Where a line below holds the string "improve", copy that line.

★ ★ ★ ★

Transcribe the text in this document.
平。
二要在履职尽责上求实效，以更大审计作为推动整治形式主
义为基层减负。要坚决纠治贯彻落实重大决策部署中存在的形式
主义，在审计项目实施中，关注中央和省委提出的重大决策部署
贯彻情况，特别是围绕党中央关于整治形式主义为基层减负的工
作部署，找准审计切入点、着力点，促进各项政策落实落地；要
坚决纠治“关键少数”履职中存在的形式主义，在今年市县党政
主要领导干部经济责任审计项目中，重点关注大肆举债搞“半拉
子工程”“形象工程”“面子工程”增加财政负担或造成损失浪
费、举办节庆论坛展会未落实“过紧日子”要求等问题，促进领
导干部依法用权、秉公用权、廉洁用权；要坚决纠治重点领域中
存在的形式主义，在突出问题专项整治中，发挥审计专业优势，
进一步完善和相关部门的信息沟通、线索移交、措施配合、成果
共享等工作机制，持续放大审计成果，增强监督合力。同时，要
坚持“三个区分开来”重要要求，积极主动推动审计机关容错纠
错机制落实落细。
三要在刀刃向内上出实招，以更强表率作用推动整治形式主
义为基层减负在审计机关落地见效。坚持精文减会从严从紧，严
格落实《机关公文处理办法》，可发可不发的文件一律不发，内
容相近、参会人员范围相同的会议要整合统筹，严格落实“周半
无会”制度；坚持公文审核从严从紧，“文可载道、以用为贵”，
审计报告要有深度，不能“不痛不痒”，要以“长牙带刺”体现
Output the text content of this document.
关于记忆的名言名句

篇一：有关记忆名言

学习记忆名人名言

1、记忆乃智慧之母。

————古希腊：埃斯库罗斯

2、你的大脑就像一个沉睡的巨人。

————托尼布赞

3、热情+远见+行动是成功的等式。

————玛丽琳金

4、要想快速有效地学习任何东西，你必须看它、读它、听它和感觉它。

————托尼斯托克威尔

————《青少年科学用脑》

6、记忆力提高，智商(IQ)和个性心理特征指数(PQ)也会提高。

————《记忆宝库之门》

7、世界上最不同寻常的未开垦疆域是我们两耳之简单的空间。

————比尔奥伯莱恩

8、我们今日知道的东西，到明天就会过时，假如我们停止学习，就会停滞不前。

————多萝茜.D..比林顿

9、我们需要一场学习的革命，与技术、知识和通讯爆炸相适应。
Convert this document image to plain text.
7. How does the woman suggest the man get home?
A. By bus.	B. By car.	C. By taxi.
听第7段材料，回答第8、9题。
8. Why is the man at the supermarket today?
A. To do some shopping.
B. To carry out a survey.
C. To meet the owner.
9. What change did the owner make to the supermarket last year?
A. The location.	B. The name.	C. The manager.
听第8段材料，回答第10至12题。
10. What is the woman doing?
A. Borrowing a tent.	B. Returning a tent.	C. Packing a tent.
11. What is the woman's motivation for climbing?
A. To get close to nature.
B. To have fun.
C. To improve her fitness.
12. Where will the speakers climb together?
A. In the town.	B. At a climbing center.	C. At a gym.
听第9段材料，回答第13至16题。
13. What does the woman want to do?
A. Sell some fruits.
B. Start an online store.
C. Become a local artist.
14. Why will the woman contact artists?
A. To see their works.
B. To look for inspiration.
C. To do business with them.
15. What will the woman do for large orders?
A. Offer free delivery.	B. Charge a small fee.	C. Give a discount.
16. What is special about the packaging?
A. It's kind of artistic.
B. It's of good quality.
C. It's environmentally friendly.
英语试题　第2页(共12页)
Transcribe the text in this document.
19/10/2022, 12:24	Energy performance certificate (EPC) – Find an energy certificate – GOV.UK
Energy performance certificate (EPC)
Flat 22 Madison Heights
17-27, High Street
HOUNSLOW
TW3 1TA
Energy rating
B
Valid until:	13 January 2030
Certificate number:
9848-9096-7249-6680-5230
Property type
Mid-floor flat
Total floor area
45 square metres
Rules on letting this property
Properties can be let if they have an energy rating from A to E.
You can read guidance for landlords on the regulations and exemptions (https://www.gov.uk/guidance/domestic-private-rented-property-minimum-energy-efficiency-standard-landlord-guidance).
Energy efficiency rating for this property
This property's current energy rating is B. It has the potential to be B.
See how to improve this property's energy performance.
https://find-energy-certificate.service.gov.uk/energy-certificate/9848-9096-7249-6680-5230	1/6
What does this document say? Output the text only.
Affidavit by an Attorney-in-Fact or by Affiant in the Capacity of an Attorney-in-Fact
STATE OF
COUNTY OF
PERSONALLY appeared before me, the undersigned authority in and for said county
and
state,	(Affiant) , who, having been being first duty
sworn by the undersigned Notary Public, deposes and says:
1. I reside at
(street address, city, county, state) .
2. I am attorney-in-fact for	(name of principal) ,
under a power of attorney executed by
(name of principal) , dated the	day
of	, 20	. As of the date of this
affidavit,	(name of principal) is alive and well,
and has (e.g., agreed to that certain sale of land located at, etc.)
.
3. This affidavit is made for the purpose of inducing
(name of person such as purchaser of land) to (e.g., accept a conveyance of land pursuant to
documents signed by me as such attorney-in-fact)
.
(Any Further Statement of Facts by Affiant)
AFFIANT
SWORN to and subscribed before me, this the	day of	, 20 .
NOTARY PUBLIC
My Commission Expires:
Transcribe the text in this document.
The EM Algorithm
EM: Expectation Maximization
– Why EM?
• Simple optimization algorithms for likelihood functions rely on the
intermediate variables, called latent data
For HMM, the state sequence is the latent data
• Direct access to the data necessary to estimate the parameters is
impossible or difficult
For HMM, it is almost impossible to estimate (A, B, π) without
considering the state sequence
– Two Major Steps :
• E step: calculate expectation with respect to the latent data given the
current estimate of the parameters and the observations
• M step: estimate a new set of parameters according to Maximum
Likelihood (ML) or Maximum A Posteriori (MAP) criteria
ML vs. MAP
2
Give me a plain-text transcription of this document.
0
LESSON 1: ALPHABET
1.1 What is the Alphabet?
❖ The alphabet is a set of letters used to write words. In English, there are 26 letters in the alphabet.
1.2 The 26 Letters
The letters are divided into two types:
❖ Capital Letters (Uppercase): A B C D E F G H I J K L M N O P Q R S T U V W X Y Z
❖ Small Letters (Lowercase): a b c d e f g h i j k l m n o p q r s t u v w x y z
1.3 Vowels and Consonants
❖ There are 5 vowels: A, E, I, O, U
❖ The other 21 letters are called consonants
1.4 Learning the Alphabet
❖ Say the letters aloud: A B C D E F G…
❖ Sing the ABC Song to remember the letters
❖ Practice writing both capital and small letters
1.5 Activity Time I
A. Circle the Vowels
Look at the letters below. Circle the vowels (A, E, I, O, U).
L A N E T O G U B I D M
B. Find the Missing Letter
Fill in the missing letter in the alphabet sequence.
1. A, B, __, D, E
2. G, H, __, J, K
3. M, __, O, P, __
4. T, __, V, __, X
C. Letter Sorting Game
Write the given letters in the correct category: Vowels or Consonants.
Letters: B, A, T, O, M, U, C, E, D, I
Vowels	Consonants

★ ★ ★ ★

• [SOLUTION TO THIS EXERCISE]:
C. To improve her fitness.
See how to improve this property's energy performance.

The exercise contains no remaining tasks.